### WRITTEN REQUEST
Set down each record below precisely, skipping the pictures.

### RAW DATA
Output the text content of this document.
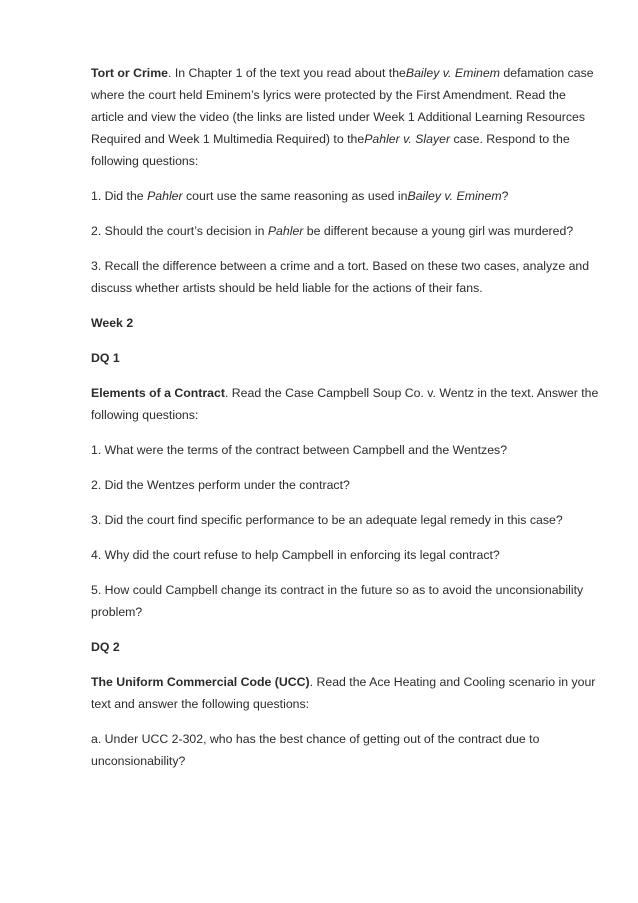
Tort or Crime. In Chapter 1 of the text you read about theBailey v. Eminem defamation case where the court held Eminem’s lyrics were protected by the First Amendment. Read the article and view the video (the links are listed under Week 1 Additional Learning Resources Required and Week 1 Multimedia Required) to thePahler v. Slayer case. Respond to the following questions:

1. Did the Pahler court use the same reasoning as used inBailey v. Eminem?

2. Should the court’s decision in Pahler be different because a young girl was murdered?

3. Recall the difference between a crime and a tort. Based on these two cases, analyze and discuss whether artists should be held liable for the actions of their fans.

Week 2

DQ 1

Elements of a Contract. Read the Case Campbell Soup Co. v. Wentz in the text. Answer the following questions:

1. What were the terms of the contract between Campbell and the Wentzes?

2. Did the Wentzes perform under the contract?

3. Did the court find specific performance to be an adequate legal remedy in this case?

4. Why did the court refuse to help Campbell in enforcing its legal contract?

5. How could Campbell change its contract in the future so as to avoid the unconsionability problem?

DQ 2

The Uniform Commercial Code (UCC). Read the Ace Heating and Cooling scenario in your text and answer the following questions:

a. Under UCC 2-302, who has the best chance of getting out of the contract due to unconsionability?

### RESPONSE TO THIS EXERCISE
Output the text content of this document.
Tort or Crime. In Chapter 1 of the text you read about theBailey v. Eminem defamation case where the court held Eminem’s lyrics were protected by the First Amendment. Read the article and view the video (the links are listed under Week 1 Additional Learning Resources Required and Week 1 Multimedia Required) to thePahler v. Slayer case. Respond to the following questions:

1. Did the Pahler court use the same reasoning as used inBailey v. Eminem?

2. Should the court’s decision in Pahler be different because a young girl was murdered?

3. Recall the difference between a crime and a tort. Based on these two cases, analyze and discuss whether artists should be held liable for the actions of their fans.

Week 2

DQ 1

Elements of a Contract. Read the Case Campbell Soup Co. v. Wentz in the text. Answer the following questions:

1. What were the terms of the contract between Campbell and the Wentzes?

2. Did the Wentzes perform under the contract?

3. Did the court find specific performance to be an adequate legal remedy in this case?

4. Why did the court refuse to help Campbell in enforcing its legal contract?

5. How could Campbell change its contract in the future so as to avoid the unconsionability problem?

DQ 2

The Uniform Commercial Code (UCC). Read the Ace Heating and Cooling scenario in your text and answer the following questions:

a. Under UCC 2-302, who has the best chance of getting out of the contract due to unconsionability?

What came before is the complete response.